GOAL OF THE EXERCISE.
Copy all lines that contain the word "name".
##### DATASET EXCERPTS #####
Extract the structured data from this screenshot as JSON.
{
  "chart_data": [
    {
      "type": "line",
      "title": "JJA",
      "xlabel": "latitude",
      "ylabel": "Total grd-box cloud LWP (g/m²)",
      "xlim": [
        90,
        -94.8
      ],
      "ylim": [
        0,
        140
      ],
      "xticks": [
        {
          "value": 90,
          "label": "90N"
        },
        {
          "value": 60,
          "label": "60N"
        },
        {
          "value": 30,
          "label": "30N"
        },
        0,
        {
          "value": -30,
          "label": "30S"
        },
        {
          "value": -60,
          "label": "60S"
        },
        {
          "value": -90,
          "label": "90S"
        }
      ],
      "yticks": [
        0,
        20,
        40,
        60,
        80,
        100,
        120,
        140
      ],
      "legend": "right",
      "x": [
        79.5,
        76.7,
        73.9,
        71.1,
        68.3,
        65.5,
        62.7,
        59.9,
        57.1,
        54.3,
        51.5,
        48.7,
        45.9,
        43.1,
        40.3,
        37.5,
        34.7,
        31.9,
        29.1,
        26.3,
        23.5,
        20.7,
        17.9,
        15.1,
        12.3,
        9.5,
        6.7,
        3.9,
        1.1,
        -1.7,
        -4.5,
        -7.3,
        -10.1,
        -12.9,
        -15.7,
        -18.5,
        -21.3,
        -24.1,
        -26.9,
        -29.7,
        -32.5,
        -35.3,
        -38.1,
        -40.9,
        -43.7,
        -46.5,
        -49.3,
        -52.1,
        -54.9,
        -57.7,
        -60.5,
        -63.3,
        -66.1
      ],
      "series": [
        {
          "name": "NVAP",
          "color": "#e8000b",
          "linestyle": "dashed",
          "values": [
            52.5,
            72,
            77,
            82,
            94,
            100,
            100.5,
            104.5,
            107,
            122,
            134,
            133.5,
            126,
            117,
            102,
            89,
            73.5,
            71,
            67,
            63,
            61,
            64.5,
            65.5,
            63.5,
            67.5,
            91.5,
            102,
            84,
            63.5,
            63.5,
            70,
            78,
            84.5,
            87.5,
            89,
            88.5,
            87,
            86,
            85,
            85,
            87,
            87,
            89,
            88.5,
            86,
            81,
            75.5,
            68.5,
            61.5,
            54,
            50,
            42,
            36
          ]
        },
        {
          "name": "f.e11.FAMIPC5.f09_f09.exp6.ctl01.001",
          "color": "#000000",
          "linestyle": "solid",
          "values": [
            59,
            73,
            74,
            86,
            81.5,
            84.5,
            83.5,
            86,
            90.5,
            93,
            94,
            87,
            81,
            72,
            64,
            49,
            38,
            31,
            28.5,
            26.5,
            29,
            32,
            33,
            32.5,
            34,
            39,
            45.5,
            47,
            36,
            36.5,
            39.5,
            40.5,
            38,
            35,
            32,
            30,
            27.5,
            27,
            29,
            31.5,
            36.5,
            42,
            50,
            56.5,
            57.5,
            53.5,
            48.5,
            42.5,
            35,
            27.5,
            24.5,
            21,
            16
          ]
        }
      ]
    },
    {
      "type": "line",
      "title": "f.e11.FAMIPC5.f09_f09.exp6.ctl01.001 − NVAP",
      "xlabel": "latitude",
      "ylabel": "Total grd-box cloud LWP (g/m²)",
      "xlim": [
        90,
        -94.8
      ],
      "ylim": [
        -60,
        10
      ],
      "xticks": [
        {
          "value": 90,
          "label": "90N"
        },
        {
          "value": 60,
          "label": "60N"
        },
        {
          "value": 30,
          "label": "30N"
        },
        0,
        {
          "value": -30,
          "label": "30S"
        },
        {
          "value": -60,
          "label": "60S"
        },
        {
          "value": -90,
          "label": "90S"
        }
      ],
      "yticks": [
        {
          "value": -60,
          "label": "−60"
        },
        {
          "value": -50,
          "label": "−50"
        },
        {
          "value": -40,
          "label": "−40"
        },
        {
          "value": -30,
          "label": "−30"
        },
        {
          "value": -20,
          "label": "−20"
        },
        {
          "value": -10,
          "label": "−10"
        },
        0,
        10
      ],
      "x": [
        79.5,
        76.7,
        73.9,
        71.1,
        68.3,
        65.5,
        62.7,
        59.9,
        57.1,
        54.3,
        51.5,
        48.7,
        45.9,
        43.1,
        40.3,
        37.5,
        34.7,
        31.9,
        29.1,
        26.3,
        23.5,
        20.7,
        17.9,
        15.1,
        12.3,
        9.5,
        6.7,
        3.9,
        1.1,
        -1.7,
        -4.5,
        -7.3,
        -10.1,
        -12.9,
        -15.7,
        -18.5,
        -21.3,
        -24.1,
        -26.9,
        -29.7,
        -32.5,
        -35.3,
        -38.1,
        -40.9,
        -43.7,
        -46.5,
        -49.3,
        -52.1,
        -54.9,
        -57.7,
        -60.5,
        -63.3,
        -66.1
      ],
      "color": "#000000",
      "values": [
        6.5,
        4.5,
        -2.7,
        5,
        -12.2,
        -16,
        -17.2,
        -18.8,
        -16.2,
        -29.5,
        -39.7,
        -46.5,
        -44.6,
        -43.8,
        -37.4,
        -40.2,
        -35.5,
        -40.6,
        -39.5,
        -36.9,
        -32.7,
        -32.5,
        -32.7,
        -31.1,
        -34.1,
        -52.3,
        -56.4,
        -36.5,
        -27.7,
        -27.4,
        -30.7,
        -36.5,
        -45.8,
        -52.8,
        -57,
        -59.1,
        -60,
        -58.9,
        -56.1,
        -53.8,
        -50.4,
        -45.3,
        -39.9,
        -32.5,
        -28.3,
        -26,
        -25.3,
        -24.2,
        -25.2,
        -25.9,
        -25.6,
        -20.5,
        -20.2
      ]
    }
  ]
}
#####
FULL SOLUTION.
          "name": "NVAP",
          "name": "f.e11.FAMIPC5.f09_f09.exp6.ctl01.001",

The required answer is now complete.